[Exercise 1] Format the listing lines as a JSON list of strings, one string per line, starting at the line containing "382, 1151, 418]" and ending with the line containing "730, 1151, 744]", both included.

[Extract provided]
──────────

Linux and Mac users should always use UTF-8, except when they try to load files saved in Windows computers.
Windows users should probably use Windows-1253, except when they want to load files saved in Mac/Linux or files containing non-latin chars (i.e. Russian).
Russian Windows users should probably use KOI8-R encoding, except when reading files saved from SocNetV (UTF-8)

#### Saving the network

To save the active network, just press Ctrl+S or click on the menu entry File > Save. By default, it will be saved in GraphML format.

If you like, you can export it to another supported format (menu Network > Export To). Note that some Supported Formats [Formats] are supported only for loading - not for saving.

Note
Each time you save a network, SocNetV saves the active relation.
By default, UTF-8 is used for writing files. This means SocNetV by default uses UTF-8 codec for all output textstreams, such as network files.

#### View or plot the adjacency matrix

The adjacency matrix of a network is a matrix where each element a(i,j) is equal to the weight of the edge from node i to node j.

If the nodes are not connected, then a(i,j)=0.

To view the adjacency matrix of a network, press F6.

By default, SocNetV displays the adjacency matrix as integer-valued only (although we do allow float weights).

You can optionally plot the adjacency matrix. Press Shift+F6 to see the plot.

Example: Adjacency matrix plot of a network

#### Use a known data-set

SocNetV can recreate known data sets. See Recreating famous data-sets.

#### Random network creation

SocNetV can create a random network for you based on a selected model. See Network Generation.

#### Web Crawler

SocNetV includes a simple web crawler. See Networks of webpages using the Web Crawler.

#### Printing and Exporting

To print the active network directly to your printer, press Ctrl+P.

Keep in mind, that SocNetV follows the "what you see is what you print" principle:

we print what is viewable in the canvas, i.e. if you zoom-in to a network, the application will only print that specific network portion. So, you might need to zoom-out enough so that the whole network is viewable and therefore printable.

Except printing, you can export your work into raster (BMP and PNG) images, as well as PDF documents. PDF documents are vector-based, and therefore offer the best quality. Again, keep in mind the rule "what you see is what you print".

# Network Generation

This page has information about the network generation routines and capabilities of SocNetV. The application can either recreate famous social network analysis data sets (i.e. Knocke: Bureacracies Network) or generate random networks using a graph theory model such as the Barabási–Albert for scale-free networks and the Watts-Strogatz model for small-world nets.

SocNetV can also create "networks" of linked webpages using the built-in Web Crawler. The Crawler maps hypertext links between webpages starting from a given webpage/website.

──────────

[Data supplied]
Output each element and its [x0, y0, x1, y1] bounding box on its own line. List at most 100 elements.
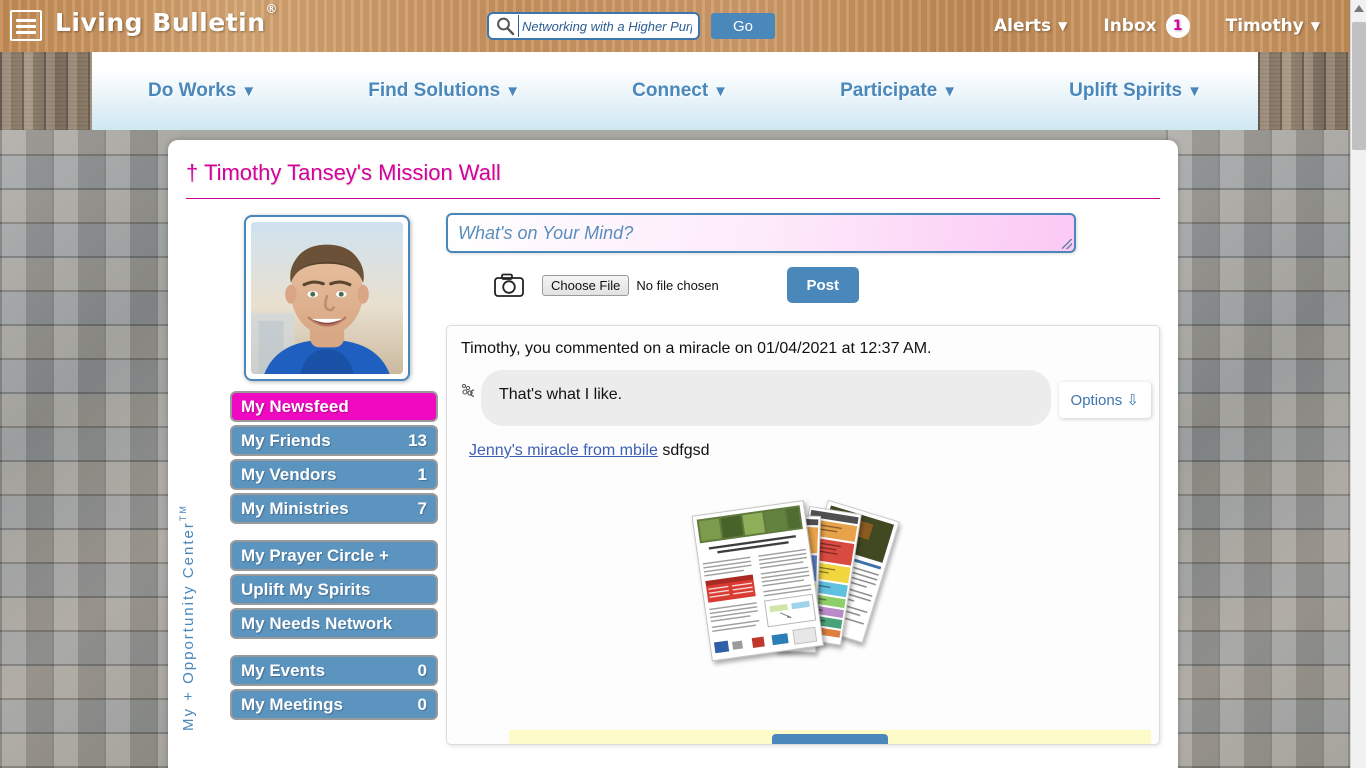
post-options-button[interactable]: Options ⇩	[1058, 382, 1151, 418]
sidebar-item-label: My Ministries	[241, 498, 349, 518]
nav-item-connect[interactable]: Connect ▼	[632, 80, 728, 102]
search-box[interactable]	[487, 12, 700, 40]
post-button[interactable]: Post	[786, 267, 859, 303]
highlight-bar	[509, 730, 1151, 744]
stone-wall-background-right	[1166, 130, 1366, 768]
inbox-count-badge: 1	[1165, 14, 1190, 38]
sidebar-item-label: My Newsfeed	[241, 396, 349, 416]
profile-photo	[251, 222, 403, 374]
resize-handle[interactable]	[1062, 239, 1072, 249]
nav-label: Participate	[840, 80, 938, 101]
wood-panel-left	[0, 52, 92, 130]
user-menu[interactable]: Timothy ▼	[1226, 16, 1320, 36]
sidebar-item-count: 0	[417, 660, 427, 680]
brand-logo[interactable]: Living Bulletin®	[55, 2, 278, 37]
nav-item-uplift-spirits[interactable]: Uplift Spirits ▼	[1069, 80, 1202, 102]
header-right-menu: Alerts ▼ Inbox 1 Timothy ▼	[958, 14, 1320, 38]
hamburger-icon[interactable]	[10, 10, 42, 41]
scroll-up-button[interactable]	[1351, 0, 1366, 17]
sidebar-item-label: My Friends	[241, 430, 331, 450]
sidebar-item-label: My Vendors	[241, 464, 337, 484]
sidebar-item-count: 0	[417, 694, 427, 714]
page-title: † Timothy Tansey's Mission Wall	[168, 140, 1178, 186]
post-composer: What's on Your Mind? Choose File No file…	[440, 213, 1160, 303]
nav-item-participate[interactable]: Participate ▼	[840, 80, 957, 102]
main-navigation: Do Works ▼ Find Solutions ▼ Connect ▼ Parti…	[92, 52, 1258, 130]
page-scrollbar[interactable]	[1350, 0, 1366, 768]
alerts-label: Alerts	[993, 16, 1052, 36]
comment-bubble: That's what I like.	[481, 370, 1051, 426]
avatar[interactable]	[244, 215, 410, 381]
chevron-down-icon: ▼	[1058, 19, 1068, 33]
brand-name: Living Bulletin	[55, 8, 266, 37]
sidebar-menu-group-1: My Newsfeed My Friends 13 My Vendors 1 M…	[230, 391, 438, 524]
inbox-label: Inbox	[1103, 16, 1157, 36]
cross-icon: †	[186, 160, 199, 185]
search-input[interactable]	[518, 15, 694, 37]
feed-column: What's on Your Mind? Choose File No file…	[440, 213, 1178, 745]
composer-controls: Choose File No file chosen Post	[446, 267, 1160, 303]
vertical-brand-label: My + Opportunity CenterTM	[178, 213, 212, 745]
camera-icon[interactable]	[494, 273, 524, 297]
sidebar-item-label: My Needs Network	[241, 613, 393, 633]
inbox-menu[interactable]: Inbox 1	[1103, 14, 1190, 38]
alerts-menu[interactable]: Alerts ▼	[994, 16, 1067, 36]
sidebar-item-my-meetings[interactable]: My Meetings 0	[230, 689, 438, 720]
nav-label: Uplift Spirits	[1069, 80, 1183, 101]
miracle-reference: Jenny's miracle from mbile sdfgsd	[455, 442, 1143, 460]
sidebar-item-count: 7	[417, 498, 427, 518]
post-attachment-image[interactable]	[686, 488, 912, 678]
brand-trademark: ®	[265, 1, 279, 16]
sidebar-item-my-prayer-circle[interactable]: My Prayer Circle +	[230, 540, 438, 571]
sidebar-item-label: My Events	[241, 660, 326, 680]
sidebar-menu-group-2: My Prayer Circle + Uplift My Spirits My …	[230, 540, 438, 639]
page-title-text: Timothy Tansey's Mission Wall	[203, 160, 501, 185]
chevron-down-icon: ▼	[505, 83, 521, 100]
sidebar-item-my-events[interactable]: My Events 0	[230, 655, 438, 686]
nav-label: Do Works	[148, 80, 237, 101]
sidebar-item-my-vendors[interactable]: My Vendors 1	[230, 459, 438, 490]
content-columns: My + Opportunity CenterTM My Newsfeed My…	[168, 199, 1178, 745]
sidebar-item-my-newsfeed[interactable]: My Newsfeed	[230, 391, 438, 422]
highlight-bar-button[interactable]	[772, 734, 888, 744]
chevron-up-icon	[1354, 5, 1364, 12]
nav-label: Find Solutions	[368, 80, 501, 101]
comment-row: That's what I like. Options ⇩	[455, 370, 1151, 426]
arrow-down-icon: ⇩	[1126, 392, 1139, 409]
left-sidebar: My + Opportunity CenterTM My Newsfeed My…	[168, 213, 440, 745]
sidebar-item-count: 13	[408, 430, 427, 450]
chevron-down-icon: ▼	[1187, 83, 1202, 100]
post-headline: Timothy, you commented on a miracle on 0…	[461, 340, 932, 357]
sidebar-item-label: Uplift My Spirits	[241, 579, 371, 599]
sidebar-item-my-ministries[interactable]: My Ministries 7	[230, 493, 438, 524]
sidebar-item-my-needs-network[interactable]: My Needs Network	[230, 608, 438, 639]
nav-item-do-works[interactable]: Do Works ▼	[148, 80, 256, 102]
post-options-label: Options	[1070, 392, 1123, 409]
vertical-brand-text: My + Opportunity Center	[180, 521, 197, 731]
loading-spinner-icon	[455, 380, 481, 406]
sidebar-item-count: 1	[417, 464, 427, 484]
site-header: Living Bulletin® Go Alerts ▼ Inbox 1	[0, 0, 1350, 52]
miracle-link[interactable]: Jenny's miracle from mbile	[469, 442, 658, 459]
sidebar-item-my-friends[interactable]: My Friends 13	[230, 425, 438, 456]
search-icon	[495, 16, 515, 36]
choose-file-button[interactable]: Choose File	[542, 274, 630, 296]
nav-item-find-solutions[interactable]: Find Solutions ▼	[368, 80, 520, 102]
sidebar-stack: My Newsfeed My Friends 13 My Vendors 1 M…	[212, 213, 440, 745]
sidebar-menu-group-3: My Events 0 My Meetings 0	[230, 655, 438, 720]
sidebar-item-label: My Meetings	[241, 694, 344, 714]
user-name-label: Timothy	[1225, 16, 1304, 36]
miracle-suffix-text: sdfgsd	[662, 442, 710, 459]
page-root: Living Bulletin® Go Alerts ▼ Inbox 1	[0, 0, 1366, 768]
chevron-down-icon: ▼	[713, 83, 729, 100]
file-upload-control[interactable]: Choose File No file chosen	[542, 274, 719, 296]
chevron-down-icon: ▼	[942, 83, 958, 100]
post-textarea[interactable]: What's on Your Mind?	[446, 213, 1076, 253]
post-textarea-placeholder: What's on Your Mind?	[458, 223, 634, 243]
file-status-label: No file chosen	[636, 277, 719, 293]
scrollbar-thumb[interactable]	[1352, 22, 1366, 150]
sidebar-item-uplift-my-spirits[interactable]: Uplift My Spirits	[230, 574, 438, 605]
main-content-panel: † Timothy Tansey's Mission Wall My + Opp…	[168, 140, 1178, 768]
nav-label: Connect	[632, 80, 709, 101]
search-go-button[interactable]: Go	[711, 13, 775, 39]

──────────

[Exercise 2] Pick up the SocNetV guide right after its last sentence and keep writing.

[Final answer 1]
[
  "post-options-button[interactable]: Options ⇩\t[1058, 382, 1151, 418]",
  "sidebar-item-label: My Ministries\t[241, 498, 349, 518]",
  "nav-item-connect[interactable]: Connect ▼\t[632, 80, 728, 102]",
  "search-box[interactable]\t[487, 12, 700, 40]",
  "post-button[interactable]: Post\t[786, 267, 859, 303]",
  "highlight-bar\t[509, 730, 1151, 744]"
]

[Final answer 2]
## Recreating famous data-sets

SocNetV can recreate one of the following known social network data-sets:

• Krackhardt: High-tech managers (advice), 24 actors
• Krackhardt: High-tech managers (friendship), 24 actors
• Krackhardt: High-tech managers (Reports To), 24 actors
• Padgett: Florentine Families (marital relationship), 16 actors
• Zachary: Karate Club (simple ties), 34 actors
• Zachary: Karate Club (weighted ties), 34 actors
• Bernard: Killworth Fraternity (multirelational), 58 actors
• Galaskiewicz: CEOs and clubs (affiliation data)
• Freeman's EIES networks (multirelational, 32 actors)
• Freeman: EIES network, at time-1, 48 actors
• Freeman: EIES network, at time-2, 48 actors
• Freeman: EIES network, number of messages, 48 actors
• Freeman: The 34 possible graphs with N=5 (as multirelational), 5 actors
• Mexican Power Network in the 1940s (list format)
• Knoke: Bureaucracies Network (information and money relation), 10 actors
• Stephenson and Zelen (1989): Network of 40 AIDS patiens (sex relationship)
• Stephenson and Zelen (1989): Information Centrality test dataset, 5 actors
• Stokman-Ziegler: Corporate Interlocks in Netherlands, 16 actors
• Stokman-Ziegler: Corporate Interlocks in West Germany, 15 actors
• Wasserman and Faust: star, circle and line graphs of 7 actors (multirelational)
• Wasserman and Faust: Countries Trade (basic manufactured goods), 24 actors
• Petersen graph: a non-planar, undirected graph with 10 vertices and 15 edges

From File menu select "Create known data set" or press F7.

A dialog will appear where you select one of the data-sets above.

Press OK and the network will be displayed in the canvas.

## Random network creation

SocNetV can create a random network for you. At the moment, it can create the following types of random networks: Scale-free, Small world, Erdos-Renyi, Ring lattices, and d-regular networks.

#### Scale-free (S-F) networks

A scale-free network is a network whose degree distribution follows a power law. That is, actors with a degree that greatly exceeds the average are relatively common. These highest-degree nodes are often called "hubs" and have the so-called cumulative advantage: A node with many in-links will attract more in-links than a regular node.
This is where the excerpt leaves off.